**** The input

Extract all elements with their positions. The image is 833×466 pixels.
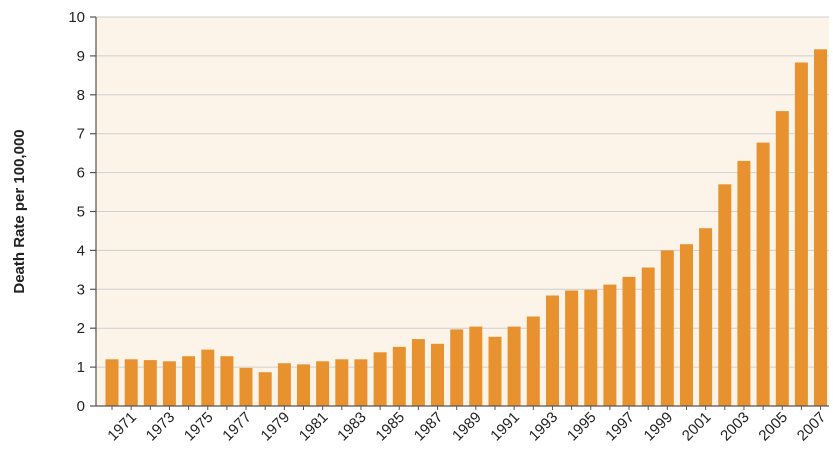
bar-1991 — [507, 326, 521, 406]
y-tick-label: 2 — [77, 320, 85, 337]
bar-1996 — [603, 284, 617, 406]
bar-1975 — [201, 349, 215, 406]
x-tick-label: 1991 — [487, 409, 523, 445]
bar-1999 — [660, 250, 674, 406]
bar-2003 — [737, 160, 751, 406]
x-tick-label: 1977 — [219, 409, 255, 445]
bars — [105, 49, 827, 407]
bar-2002 — [718, 184, 732, 406]
bar-1980 — [297, 364, 310, 406]
y-tick-label: 6 — [77, 165, 85, 182]
x-tick-label: 1973 — [143, 409, 179, 445]
x-tick-label: 2005 — [755, 409, 791, 445]
y-tick-label: 9 — [77, 48, 85, 65]
bar-1981 — [316, 361, 330, 406]
bar-1971 — [124, 359, 138, 406]
y-tick-label: 5 — [77, 204, 85, 221]
bar-1978 — [258, 372, 272, 406]
bar-2001 — [699, 228, 713, 406]
bar-1985 — [392, 346, 406, 406]
x-tick-label: 1987 — [411, 409, 447, 445]
y-tick-labels: 0 1 2 3 4 5 6 7 8 9 10 — [68, 9, 85, 415]
bar-1986 — [411, 339, 425, 406]
bar-1988 — [450, 329, 464, 406]
x-tick-label: 1971 — [104, 409, 140, 445]
bar-1998 — [641, 267, 655, 406]
bar-2005 — [775, 111, 789, 406]
bar-2004 — [756, 142, 770, 406]
bar-1974 — [182, 356, 196, 406]
y-tick-label: 8 — [77, 87, 85, 104]
x-tick-label: 1993 — [526, 409, 562, 445]
x-tick-label: 1983 — [334, 409, 370, 445]
x-tick-label: 1999 — [641, 409, 677, 445]
gridlines — [96, 16, 829, 368]
bar-1995 — [584, 289, 598, 406]
bar-1970 — [105, 359, 119, 406]
x-tick-label: 1979 — [258, 409, 294, 445]
x-tick-label: 1997 — [602, 409, 638, 445]
y-tick-label: 10 — [68, 9, 85, 26]
bar-2000 — [680, 244, 693, 406]
y-axis-title: Death Rate per 100,000 — [11, 129, 28, 293]
x-tick-label: 2007 — [794, 409, 830, 445]
x-tick-label: 1995 — [564, 409, 600, 445]
bar-1977 — [239, 367, 253, 406]
bar-1972 — [143, 360, 157, 406]
bar-1990 — [488, 336, 502, 406]
x-tick-label: 1981 — [296, 409, 332, 445]
bar-1982 — [335, 359, 349, 406]
bar-1973 — [162, 361, 176, 406]
y-tick-label: 7 — [77, 126, 85, 143]
bar-1984 — [373, 352, 387, 406]
bar-1987 — [431, 343, 444, 406]
x-tick-label: 1989 — [449, 409, 485, 445]
x-tick-label: 2003 — [717, 409, 753, 445]
x-tick-label: 1975 — [181, 409, 217, 445]
bar-1983 — [354, 359, 368, 406]
bar-1997 — [622, 276, 636, 406]
y-tick-label: 4 — [77, 242, 85, 259]
x-tick-label: 1985 — [372, 409, 408, 445]
bar-1989 — [469, 326, 483, 406]
axes — [90, 16, 829, 410]
x-tick-labels: 1971 1973 1975 1977 1979 1981 1983 1985 1987 1989… — [104, 409, 829, 445]
bar-1976 — [220, 356, 234, 406]
bar-2007 — [814, 49, 827, 407]
bar-2006 — [794, 62, 808, 406]
y-tick-label: 0 — [77, 398, 85, 415]
bar-1992 — [526, 316, 540, 406]
y-tick-label: 1 — [77, 359, 85, 376]
y-tick-label: 3 — [77, 281, 85, 298]
x-tick-label: 2001 — [679, 409, 715, 445]
bar-1979 — [277, 363, 291, 406]
bar-1993 — [546, 295, 559, 406]
bar-1994 — [565, 290, 579, 406]
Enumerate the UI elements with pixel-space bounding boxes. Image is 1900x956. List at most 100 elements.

********

(Problem):
Can you repeat, word for word, the stretch of lines above from the one containing "bar-1991 — [507, 326, 521, 406]" through the one containing "x-tick-label: 1977 — [219, 409, 255, 445]"?

(Exercise response):
bar-1991 — [507, 326, 521, 406]
y-tick-label: 2 — [77, 320, 85, 337]
bar-1996 — [603, 284, 617, 406]
bar-1975 — [201, 349, 215, 406]
x-tick-label: 1991 — [487, 409, 523, 445]
bar-1999 — [660, 250, 674, 406]
bar-2003 — [737, 160, 751, 406]
x-tick-label: 1977 — [219, 409, 255, 445]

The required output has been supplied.